[[ TEXT EXCERPT open ]]
Sketch of a stream of units interacting with a system in contact with a heat reservoir at inverse temperature $\beta$. The lower panel shows the switching on and off of the system-unit interaction as a function of time. Note that $\tau$ denotes the full interaction period, whereas the system and unit are only physically coupled during a time ${\tau }^{\prime }$.

Figure 3

Venn diagram of the thermodynamic role of the stream of units. In general, the interaction can be arbitrary, but if the initial state of the units is thermal, they can mimic an ideal heat reservoir when they fulfill the Clausius equality (55). In the limiting case where $T^{\prime }\to \infty$, we obtain a work reservoir (Sec. 4b). The converse is not true; i.e., not every work reservoir can be obtained as a limiting case of a heat reservoir. Similarly, we can obtain an information reservoir (Sec. 4c) out of a heat reservoir for $T^{\prime }\to 0$, but again the converse is not true. We note that some setups do not fit in any of the three categories.
[[ TEXT EXCERPT closed ]]
[[ EXCERPTED DATA open ]]
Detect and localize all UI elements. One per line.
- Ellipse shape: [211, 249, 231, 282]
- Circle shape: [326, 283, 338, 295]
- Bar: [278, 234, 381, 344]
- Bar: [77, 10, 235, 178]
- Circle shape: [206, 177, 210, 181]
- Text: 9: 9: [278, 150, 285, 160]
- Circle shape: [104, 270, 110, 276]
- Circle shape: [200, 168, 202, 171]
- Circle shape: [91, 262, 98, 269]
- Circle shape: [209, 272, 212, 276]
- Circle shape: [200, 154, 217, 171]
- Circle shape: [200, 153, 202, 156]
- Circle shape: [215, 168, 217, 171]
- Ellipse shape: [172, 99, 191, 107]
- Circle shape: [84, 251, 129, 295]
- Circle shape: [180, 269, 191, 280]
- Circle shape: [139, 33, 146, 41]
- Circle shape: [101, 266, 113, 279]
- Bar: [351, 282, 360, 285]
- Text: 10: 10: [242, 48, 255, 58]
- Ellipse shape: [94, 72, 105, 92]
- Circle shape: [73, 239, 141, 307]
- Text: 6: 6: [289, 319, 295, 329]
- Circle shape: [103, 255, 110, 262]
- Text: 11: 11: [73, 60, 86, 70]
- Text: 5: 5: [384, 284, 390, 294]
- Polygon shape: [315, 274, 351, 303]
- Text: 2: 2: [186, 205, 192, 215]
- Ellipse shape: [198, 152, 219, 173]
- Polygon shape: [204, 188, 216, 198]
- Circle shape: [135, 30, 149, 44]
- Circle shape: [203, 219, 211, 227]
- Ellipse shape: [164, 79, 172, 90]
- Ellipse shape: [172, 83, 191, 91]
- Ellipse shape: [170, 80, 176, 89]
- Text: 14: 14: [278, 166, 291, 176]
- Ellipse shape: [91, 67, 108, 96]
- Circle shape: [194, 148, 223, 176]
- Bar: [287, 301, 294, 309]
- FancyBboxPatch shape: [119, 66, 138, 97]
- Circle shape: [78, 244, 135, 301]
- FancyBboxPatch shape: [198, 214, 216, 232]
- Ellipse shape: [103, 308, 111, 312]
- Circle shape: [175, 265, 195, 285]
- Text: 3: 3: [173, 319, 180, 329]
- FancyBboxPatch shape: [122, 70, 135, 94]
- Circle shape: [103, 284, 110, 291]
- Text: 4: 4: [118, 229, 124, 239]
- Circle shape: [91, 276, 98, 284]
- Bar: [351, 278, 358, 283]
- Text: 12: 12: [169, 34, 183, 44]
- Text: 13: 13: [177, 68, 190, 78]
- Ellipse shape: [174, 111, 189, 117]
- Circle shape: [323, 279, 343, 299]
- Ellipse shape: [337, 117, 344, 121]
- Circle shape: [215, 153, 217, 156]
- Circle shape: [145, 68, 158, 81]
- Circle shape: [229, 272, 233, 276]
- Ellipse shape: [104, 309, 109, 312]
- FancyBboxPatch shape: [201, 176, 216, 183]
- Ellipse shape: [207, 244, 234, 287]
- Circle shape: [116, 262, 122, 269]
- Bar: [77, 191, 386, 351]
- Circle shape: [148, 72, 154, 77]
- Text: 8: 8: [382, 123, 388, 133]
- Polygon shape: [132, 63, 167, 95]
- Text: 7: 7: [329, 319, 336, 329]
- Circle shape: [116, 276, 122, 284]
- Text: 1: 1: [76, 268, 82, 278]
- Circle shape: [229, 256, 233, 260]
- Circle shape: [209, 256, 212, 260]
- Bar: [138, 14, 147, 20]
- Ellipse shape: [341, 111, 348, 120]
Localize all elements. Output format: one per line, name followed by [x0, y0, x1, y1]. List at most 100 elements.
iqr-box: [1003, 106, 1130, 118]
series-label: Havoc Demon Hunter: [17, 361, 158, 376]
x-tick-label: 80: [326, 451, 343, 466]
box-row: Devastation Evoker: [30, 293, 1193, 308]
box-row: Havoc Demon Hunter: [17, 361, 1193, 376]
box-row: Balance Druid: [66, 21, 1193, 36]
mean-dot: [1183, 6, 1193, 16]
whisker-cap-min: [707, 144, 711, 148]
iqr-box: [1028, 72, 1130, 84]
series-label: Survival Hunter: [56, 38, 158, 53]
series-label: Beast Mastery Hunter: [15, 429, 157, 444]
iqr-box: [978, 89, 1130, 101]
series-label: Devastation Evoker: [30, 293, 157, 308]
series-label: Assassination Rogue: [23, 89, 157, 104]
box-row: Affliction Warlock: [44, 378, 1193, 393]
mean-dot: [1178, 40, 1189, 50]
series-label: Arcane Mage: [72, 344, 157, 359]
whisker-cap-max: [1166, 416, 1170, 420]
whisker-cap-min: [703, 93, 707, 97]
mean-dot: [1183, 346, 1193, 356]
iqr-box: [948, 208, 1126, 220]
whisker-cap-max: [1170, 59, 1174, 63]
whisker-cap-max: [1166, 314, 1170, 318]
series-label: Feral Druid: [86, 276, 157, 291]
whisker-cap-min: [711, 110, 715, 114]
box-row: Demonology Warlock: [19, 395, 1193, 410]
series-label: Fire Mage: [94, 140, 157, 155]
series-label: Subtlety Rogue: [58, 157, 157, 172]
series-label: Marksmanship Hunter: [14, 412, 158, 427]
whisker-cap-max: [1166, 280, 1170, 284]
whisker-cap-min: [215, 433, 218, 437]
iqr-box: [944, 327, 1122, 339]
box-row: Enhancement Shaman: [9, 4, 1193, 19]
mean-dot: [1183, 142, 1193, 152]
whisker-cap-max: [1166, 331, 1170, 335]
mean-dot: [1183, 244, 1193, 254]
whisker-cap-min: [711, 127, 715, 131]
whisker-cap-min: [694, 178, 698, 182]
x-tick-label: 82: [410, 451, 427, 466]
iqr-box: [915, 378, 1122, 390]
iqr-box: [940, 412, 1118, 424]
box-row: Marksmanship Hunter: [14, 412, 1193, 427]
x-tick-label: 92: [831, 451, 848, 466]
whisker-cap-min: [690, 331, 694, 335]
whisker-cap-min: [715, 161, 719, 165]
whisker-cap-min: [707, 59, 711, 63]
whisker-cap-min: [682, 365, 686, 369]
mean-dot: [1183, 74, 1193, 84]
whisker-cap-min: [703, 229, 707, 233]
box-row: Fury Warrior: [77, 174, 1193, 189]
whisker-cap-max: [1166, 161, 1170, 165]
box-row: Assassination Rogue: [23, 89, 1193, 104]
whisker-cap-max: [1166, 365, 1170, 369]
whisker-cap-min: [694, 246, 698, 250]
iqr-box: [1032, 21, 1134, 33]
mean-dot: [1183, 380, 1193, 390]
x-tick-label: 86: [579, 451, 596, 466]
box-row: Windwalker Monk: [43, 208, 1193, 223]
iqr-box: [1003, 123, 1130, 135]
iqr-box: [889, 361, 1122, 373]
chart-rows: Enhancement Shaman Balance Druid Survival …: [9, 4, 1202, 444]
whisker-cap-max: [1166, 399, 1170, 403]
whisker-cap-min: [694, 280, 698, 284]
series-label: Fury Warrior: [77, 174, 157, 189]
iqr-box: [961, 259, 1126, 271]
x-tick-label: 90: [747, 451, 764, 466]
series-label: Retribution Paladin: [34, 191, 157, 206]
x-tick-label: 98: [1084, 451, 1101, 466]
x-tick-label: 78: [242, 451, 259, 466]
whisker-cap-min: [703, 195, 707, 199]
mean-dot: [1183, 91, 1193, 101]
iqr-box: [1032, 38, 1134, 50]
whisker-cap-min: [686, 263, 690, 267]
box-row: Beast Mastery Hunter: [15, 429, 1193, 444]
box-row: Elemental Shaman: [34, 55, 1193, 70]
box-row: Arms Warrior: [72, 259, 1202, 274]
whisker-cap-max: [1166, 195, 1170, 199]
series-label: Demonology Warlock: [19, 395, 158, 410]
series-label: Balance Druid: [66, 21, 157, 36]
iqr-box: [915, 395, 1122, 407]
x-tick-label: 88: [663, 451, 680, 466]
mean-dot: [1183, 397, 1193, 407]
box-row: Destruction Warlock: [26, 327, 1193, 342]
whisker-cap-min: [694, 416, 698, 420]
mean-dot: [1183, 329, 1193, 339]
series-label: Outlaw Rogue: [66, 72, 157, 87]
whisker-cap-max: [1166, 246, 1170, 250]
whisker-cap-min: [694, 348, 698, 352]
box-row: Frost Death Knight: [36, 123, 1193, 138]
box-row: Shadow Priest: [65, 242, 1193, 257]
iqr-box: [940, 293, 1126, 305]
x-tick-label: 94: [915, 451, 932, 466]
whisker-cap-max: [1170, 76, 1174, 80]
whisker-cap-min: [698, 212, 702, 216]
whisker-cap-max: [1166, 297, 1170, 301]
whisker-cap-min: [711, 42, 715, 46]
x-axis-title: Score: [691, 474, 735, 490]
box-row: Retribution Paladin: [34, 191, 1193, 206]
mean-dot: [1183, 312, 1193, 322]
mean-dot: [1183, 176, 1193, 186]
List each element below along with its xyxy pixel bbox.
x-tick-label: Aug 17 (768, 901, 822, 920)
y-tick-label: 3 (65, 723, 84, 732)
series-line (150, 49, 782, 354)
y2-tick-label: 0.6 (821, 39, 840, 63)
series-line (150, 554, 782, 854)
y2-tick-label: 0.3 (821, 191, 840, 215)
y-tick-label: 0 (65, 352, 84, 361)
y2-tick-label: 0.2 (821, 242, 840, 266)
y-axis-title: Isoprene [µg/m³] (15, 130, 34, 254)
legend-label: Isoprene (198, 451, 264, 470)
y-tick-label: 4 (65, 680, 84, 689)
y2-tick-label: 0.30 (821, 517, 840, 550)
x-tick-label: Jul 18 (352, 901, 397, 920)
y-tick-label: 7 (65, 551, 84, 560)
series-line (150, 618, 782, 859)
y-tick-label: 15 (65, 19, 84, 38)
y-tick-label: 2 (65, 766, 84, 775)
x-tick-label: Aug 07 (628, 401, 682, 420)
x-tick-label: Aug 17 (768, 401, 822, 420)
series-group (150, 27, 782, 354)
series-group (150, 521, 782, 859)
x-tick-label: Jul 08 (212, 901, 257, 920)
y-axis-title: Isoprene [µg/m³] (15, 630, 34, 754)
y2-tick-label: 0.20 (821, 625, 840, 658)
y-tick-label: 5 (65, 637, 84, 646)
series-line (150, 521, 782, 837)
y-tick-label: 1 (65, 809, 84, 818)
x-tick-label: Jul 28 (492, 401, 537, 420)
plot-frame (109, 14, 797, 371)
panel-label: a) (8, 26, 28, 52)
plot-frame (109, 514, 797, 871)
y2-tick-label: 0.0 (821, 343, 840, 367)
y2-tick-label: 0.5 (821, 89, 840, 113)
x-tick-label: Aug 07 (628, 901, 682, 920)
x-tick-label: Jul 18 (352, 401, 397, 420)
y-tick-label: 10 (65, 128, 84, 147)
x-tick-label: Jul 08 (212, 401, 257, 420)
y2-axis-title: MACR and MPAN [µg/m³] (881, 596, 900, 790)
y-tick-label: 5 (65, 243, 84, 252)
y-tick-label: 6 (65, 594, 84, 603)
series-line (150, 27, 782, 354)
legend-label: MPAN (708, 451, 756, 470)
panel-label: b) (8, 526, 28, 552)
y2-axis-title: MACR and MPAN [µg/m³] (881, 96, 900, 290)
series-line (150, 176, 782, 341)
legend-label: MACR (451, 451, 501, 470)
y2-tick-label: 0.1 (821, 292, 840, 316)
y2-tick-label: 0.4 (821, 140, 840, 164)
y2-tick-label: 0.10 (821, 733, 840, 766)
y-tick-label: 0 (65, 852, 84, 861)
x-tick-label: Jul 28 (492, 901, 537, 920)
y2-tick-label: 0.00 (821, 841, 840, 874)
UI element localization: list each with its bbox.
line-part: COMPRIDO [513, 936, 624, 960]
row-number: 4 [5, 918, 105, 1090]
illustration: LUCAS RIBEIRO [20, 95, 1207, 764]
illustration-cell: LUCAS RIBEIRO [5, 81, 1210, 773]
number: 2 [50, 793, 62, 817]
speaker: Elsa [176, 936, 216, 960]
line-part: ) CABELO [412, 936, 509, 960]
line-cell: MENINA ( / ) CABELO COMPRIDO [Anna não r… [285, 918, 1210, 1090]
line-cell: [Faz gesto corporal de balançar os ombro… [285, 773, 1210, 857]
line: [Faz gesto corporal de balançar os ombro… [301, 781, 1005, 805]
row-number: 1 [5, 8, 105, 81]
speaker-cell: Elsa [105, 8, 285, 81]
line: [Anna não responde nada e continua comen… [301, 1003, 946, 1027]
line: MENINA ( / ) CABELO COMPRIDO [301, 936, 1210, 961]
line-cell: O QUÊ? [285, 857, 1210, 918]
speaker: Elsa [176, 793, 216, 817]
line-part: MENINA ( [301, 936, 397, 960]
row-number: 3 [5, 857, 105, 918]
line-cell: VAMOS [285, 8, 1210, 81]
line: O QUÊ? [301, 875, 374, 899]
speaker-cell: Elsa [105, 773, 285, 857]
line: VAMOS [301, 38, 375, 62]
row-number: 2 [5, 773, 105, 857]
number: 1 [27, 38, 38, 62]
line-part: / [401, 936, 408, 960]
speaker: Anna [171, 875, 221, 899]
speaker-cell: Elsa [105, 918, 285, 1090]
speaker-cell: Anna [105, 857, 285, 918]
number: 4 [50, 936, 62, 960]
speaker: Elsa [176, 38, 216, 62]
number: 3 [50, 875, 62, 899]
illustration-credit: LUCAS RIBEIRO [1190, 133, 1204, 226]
[[ EXCERPTED DATA closed ]]
» **EXERCISE SET**
1 – Answer from the figure captions on a stream of units:
(a) What does $\tau$ denote, and what does ${\tau }^{\prime }$ denote?
(b) What kind of reservoir results in the limiting case $T^{\prime }\to \infty$?
(c) What kind of reservoir can be obtained from a heat reservoir for $T^{\prime }\to 0$?
2 – Extend the figure captions on a stream of units with a few sentences that follow on from their last line.

» **TASK RESULTS**
1 –
(a) $\tau$ is the full interaction period, and ${\tau }^{\prime }$ is the time during which the system and unit are physically coupled.
(b) A work reservoir.
(c) An information reservoir.

2 –
Figure 4

Overview of the various quantities involved during the measurement and feedback step in the steady-state regime.

Figure 5

Sketch of the Poisson-distributed regime: The system evolves freely most of the time but, once in a while, undergoes a short (${\tau }^{\prime }\to 0$) and strong ($H_{SU}\sim {{\tau }^{\prime }}^{-1}$) interaction with a unit where ${\tau }^{\prime }$ denotes the duration of the interaction as in Sec. 3. The duration $\tau$ between successive system-unit interactions fluctuates according to an exponential time distribution with average duration ${\gamma }^{-1}$.

Figure 6

Sketch of a micromaser setup. The units are produced in an atomic beam oven and are initialized with a velocity selector and laser excitation. They then interact with a microwave (“maser”) cavity (the system) before they are finally detected and their state is read out. The figure is taken from Ref. [174], reporting on experimental observation of sub-Poissonian photon statistics in a micromaser.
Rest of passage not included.